▸ Exercise directions: All records are to be retyped faithfully and completely.
-- BEGIN Data listing --
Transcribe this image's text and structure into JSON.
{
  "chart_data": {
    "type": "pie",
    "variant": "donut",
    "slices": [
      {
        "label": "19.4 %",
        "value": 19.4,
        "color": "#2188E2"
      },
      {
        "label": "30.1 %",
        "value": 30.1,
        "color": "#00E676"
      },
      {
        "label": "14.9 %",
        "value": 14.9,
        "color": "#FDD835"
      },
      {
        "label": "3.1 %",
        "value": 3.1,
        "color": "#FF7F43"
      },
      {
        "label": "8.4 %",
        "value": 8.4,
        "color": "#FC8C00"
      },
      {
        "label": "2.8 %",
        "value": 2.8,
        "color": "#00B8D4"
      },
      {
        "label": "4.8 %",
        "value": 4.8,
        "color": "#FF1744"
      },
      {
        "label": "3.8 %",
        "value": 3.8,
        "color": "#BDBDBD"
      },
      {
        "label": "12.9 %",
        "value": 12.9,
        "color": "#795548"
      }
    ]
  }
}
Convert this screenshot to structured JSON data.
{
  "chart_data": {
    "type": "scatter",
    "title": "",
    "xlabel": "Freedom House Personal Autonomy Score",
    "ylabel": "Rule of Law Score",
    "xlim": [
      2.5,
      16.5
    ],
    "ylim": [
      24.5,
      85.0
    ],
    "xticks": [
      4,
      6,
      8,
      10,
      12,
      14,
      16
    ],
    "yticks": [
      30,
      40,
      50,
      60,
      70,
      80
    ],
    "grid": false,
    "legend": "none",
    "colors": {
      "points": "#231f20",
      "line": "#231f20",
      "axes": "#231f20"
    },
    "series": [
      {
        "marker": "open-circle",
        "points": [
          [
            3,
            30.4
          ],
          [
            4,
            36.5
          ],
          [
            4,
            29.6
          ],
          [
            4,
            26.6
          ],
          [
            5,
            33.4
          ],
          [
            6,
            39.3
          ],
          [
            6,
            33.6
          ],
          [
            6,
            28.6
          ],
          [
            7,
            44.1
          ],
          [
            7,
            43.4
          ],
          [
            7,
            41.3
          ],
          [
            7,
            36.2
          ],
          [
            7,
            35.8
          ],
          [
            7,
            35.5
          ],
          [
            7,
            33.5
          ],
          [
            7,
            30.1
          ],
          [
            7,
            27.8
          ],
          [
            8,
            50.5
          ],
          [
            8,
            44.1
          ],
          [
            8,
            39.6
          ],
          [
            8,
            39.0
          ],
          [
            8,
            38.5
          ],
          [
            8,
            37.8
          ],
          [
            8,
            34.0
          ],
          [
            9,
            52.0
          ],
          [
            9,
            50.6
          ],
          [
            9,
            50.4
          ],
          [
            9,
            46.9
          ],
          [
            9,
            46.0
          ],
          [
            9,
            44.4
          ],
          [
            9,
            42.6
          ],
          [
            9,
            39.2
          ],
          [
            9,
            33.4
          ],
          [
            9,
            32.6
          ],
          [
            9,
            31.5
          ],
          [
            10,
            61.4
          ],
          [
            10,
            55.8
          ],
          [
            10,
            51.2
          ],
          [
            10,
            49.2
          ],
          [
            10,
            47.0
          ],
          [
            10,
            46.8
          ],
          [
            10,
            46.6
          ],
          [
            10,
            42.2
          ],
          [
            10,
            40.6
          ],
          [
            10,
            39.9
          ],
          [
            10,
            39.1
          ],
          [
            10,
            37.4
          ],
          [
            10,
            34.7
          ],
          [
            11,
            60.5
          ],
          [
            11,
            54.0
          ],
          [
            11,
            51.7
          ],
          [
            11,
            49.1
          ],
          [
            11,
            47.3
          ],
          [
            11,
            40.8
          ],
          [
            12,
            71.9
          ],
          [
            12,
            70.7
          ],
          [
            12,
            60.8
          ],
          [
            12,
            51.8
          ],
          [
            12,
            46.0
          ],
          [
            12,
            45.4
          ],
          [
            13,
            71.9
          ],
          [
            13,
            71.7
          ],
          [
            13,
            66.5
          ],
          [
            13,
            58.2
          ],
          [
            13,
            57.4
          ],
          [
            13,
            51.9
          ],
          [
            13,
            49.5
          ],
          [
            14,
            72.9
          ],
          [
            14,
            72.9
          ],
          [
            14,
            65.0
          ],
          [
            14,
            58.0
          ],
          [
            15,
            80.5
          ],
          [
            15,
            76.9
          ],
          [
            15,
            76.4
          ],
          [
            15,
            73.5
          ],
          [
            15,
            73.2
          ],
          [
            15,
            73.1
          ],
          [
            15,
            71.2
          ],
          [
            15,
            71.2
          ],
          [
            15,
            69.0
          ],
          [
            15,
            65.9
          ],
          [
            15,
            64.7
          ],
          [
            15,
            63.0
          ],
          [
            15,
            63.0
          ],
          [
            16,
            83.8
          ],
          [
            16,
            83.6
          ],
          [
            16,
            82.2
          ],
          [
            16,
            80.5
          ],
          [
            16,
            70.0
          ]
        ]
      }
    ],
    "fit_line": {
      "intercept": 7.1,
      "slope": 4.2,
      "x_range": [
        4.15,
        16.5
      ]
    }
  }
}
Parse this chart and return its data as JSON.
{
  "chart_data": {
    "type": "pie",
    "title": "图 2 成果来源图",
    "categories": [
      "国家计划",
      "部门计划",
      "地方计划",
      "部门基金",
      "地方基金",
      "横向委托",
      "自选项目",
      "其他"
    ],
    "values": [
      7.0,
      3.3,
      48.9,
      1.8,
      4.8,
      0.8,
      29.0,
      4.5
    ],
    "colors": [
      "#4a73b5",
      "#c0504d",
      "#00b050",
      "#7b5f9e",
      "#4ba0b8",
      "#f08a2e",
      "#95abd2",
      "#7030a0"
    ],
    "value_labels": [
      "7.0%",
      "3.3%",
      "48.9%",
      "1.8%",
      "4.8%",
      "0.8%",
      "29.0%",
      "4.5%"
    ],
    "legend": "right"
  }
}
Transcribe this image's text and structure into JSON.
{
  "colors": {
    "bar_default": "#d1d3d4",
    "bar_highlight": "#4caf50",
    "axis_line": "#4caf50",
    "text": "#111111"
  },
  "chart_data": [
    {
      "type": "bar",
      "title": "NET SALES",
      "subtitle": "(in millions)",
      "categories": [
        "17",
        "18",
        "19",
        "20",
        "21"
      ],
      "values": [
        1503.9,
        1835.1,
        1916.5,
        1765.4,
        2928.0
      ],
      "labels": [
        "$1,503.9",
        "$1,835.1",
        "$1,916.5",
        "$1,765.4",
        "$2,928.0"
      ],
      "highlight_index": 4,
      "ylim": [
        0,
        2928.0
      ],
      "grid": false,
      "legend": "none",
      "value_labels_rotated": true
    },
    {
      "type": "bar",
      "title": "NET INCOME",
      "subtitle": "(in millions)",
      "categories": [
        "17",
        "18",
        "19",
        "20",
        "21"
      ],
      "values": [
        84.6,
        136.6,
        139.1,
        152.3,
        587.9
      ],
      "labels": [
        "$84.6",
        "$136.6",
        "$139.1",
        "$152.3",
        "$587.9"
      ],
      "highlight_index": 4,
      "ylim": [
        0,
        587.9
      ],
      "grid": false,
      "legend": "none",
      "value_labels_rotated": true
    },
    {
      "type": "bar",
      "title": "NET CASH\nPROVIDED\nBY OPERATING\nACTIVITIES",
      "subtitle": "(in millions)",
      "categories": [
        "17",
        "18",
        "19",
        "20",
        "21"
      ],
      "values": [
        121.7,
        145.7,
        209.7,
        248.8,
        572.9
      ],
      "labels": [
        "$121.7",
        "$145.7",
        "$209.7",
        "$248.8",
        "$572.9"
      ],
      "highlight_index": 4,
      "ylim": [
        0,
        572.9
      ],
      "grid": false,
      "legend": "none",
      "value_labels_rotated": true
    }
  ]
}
-- END Data listing --
▸ Answer to this task:
Transcribe this image's text and structure into JSON.
{
  "chart_data": {
    "type": "pie",
    "variant": "donut",
    "slices": [
      {
        "label": "19.4 %",
        "value": 19.4,
        "color": "#2188E2"
      },
      {
        "label": "30.1 %",
        "value": 30.1,
        "color": "#00E676"
      },
      {
        "label": "14.9 %",
        "value": 14.9,
        "color": "#FDD835"
      },
      {
        "label": "3.1 %",
        "value": 3.1,
        "color": "#FF7F43"
      },
      {
        "label": "8.4 %",
        "value": 8.4,
        "color": "#FC8C00"
      },
      {
        "label": "2.8 %",
        "value": 2.8,
        "color": "#00B8D4"
      },
      {
        "label": "4.8 %",
        "value": 4.8,
        "color": "#FF1744"
      },
      {
        "label": "3.8 %",
        "value": 3.8,
        "color": "#BDBDBD"
      },
      {
        "label": "12.9 %",
        "value": 12.9,
        "color": "#795548"
      }
    ]
  }
}
Convert this screenshot to structured JSON data.
{
  "chart_data": {
    "type": "scatter",
    "title": "",
    "xlabel": "Freedom House Personal Autonomy Score",
    "ylabel": "Rule of Law Score",
    "xlim": [
      2.5,
      16.5
    ],
    "ylim": [
      24.5,
      85.0
    ],
    "xticks": [
      4,
      6,
      8,
      10,
      12,
      14,
      16
    ],
    "yticks": [
      30,
      40,
      50,
      60,
      70,
      80
    ],
    "grid": false,
    "legend": "none",
    "colors": {
      "points": "#231f20",
      "line": "#231f20",
      "axes": "#231f20"
    },
    "series": [
      {
        "marker": "open-circle",
        "points": [
          [
            3,
            30.4
          ],
          [
            4,
            36.5
          ],
          [
            4,
            29.6
          ],
          [
            4,
            26.6
          ],
          [
            5,
            33.4
          ],
          [
            6,
            39.3
          ],
          [
            6,
            33.6
          ],
          [
            6,
            28.6
          ],
          [
            7,
            44.1
          ],
          [
            7,
            43.4
          ],
          [
            7,
            41.3
          ],
          [
            7,
            36.2
          ],
          [
            7,
            35.8
          ],
          [
            7,
            35.5
          ],
          [
            7,
            33.5
          ],
          [
            7,
            30.1
          ],
          [
            7,
            27.8
          ],
          [
            8,
            50.5
          ],
          [
            8,
            44.1
          ],
          [
            8,
            39.6
          ],
          [
            8,
            39.0
          ],
          [
            8,
            38.5
          ],
          [
            8,
            37.8
          ],
          [
            8,
            34.0
          ],
          [
            9,
            52.0
          ],
          [
            9,
            50.6
          ],
          [
            9,
            50.4
          ],
          [
            9,
            46.9
          ],
          [
            9,
            46.0
          ],
          [
            9,
            44.4
          ],
          [
            9,
            42.6
          ],
          [
            9,
            39.2
          ],
          [
            9,
            33.4
          ],
          [
            9,
            32.6
          ],
          [
            9,
            31.5
          ],
          [
            10,
            61.4
          ],
          [
            10,
            55.8
          ],
          [
            10,
            51.2
          ],
          [
            10,
            49.2
          ],
          [
            10,
            47.0
          ],
          [
            10,
            46.8
          ],
          [
            10,
            46.6
          ],
          [
            10,
            42.2
          ],
          [
            10,
            40.6
          ],
          [
            10,
            39.9
          ],
          [
            10,
            39.1
          ],
          [
            10,
            37.4
          ],
          [
            10,
            34.7
          ],
          [
            11,
            60.5
          ],
          [
            11,
            54.0
          ],
          [
            11,
            51.7
          ],
          [
            11,
            49.1
          ],
          [
            11,
            47.3
          ],
          [
            11,
            40.8
          ],
          [
            12,
            71.9
          ],
          [
            12,
            70.7
          ],
          [
            12,
            60.8
          ],
          [
            12,
            51.8
          ],
          [
            12,
            46.0
          ],
          [
            12,
            45.4
          ],
          [
            13,
            71.9
          ],
          [
            13,
            71.7
          ],
          [
            13,
            66.5
          ],
          [
            13,
            58.2
          ],
          [
            13,
            57.4
          ],
          [
            13,
            51.9
          ],
          [
            13,
            49.5
          ],
          [
            14,
            72.9
          ],
          [
            14,
            72.9
          ],
          [
            14,
            65.0
          ],
          [
            14,
            58.0
          ],
          [
            15,
            80.5
          ],
          [
            15,
            76.9
          ],
          [
            15,
            76.4
          ],
          [
            15,
            73.5
          ],
          [
            15,
            73.2
          ],
          [
            15,
            73.1
          ],
          [
            15,
            71.2
          ],
          [
            15,
            71.2
          ],
          [
            15,
            69.0
          ],
          [
            15,
            65.9
          ],
          [
            15,
            64.7
          ],
          [
            15,
            63.0
          ],
          [
            15,
            63.0
          ],
          [
            16,
            83.8
          ],
          [
            16,
            83.6
          ],
          [
            16,
            82.2
          ],
          [
            16,
            80.5
          ],
          [
            16,
            70.0
          ]
        ]
      }
    ],
    "fit_line": {
      "intercept": 7.1,
      "slope": 4.2,
      "x_range": [
        4.15,
        16.5
      ]
    }
  }
}
Parse this chart and return its data as JSON.
{
  "chart_data": {
    "type": "pie",
    "title": "图 2 成果来源图",
    "categories": [
      "国家计划",
      "部门计划",
      "地方计划",
      "部门基金",
      "地方基金",
      "横向委托",
      "自选项目",
      "其他"
    ],
    "values": [
      7.0,
      3.3,
      48.9,
      1.8,
      4.8,
      0.8,
      29.0,
      4.5
    ],
    "colors": [
      "#4a73b5",
      "#c0504d",
      "#00b050",
      "#7b5f9e",
      "#4ba0b8",
      "#f08a2e",
      "#95abd2",
      "#7030a0"
    ],
    "value_labels": [
      "7.0%",
      "3.3%",
      "48.9%",
      "1.8%",
      "4.8%",
      "0.8%",
      "29.0%",
      "4.5%"
    ],
    "legend": "right"
  }
}
Transcribe this image's text and structure into JSON.
{
  "colors": {
    "bar_default": "#d1d3d4",
    "bar_highlight": "#4caf50",
    "axis_line": "#4caf50",
    "text": "#111111"
  },
  "chart_data": [
    {
      "type": "bar",
      "title": "NET SALES",
      "subtitle": "(in millions)",
      "categories": [
        "17",
        "18",
        "19",
        "20",
        "21"
      ],
      "values": [
        1503.9,
        1835.1,
        1916.5,
        1765.4,
        2928.0
      ],
      "labels": [
        "$1,503.9",
        "$1,835.1",
        "$1,916.5",
        "$1,765.4",
        "$2,928.0"
      ],
      "highlight_index": 4,
      "ylim": [
        0,
        2928.0
      ],
      "grid": false,
      "legend": "none",
      "value_labels_rotated": true
    },
    {
      "type": "bar",
      "title": "NET INCOME",
      "subtitle": "(in millions)",
      "categories": [
        "17",
        "18",
        "19",
        "20",
        "21"
      ],
      "values": [
        84.6,
        136.6,
        139.1,
        152.3,
        587.9
      ],
      "labels": [
        "$84.6",
        "$136.6",
        "$139.1",
        "$152.3",
        "$587.9"
      ],
      "highlight_index": 4,
      "ylim": [
        0,
        587.9
      ],
      "grid": false,
      "legend": "none",
      "value_labels_rotated": true
    },
    {
      "type": "bar",
      "title": "NET CASH\nPROVIDED\nBY OPERATING\nACTIVITIES",
      "subtitle": "(in millions)",
      "categories": [
        "17",
        "18",
        "19",
        "20",
        "21"
      ],
      "values": [
        121.7,
        145.7,
        209.7,
        248.8,
        572.9
      ],
      "labels": [
        "$121.7",
        "$145.7",
        "$209.7",
        "$248.8",
        "$572.9"
      ],
      "highlight_index": 4,
      "ylim": [
        0,
        572.9
      ],
      "grid": false,
      "legend": "none",
      "value_labels_rotated": true
    }
  ]
}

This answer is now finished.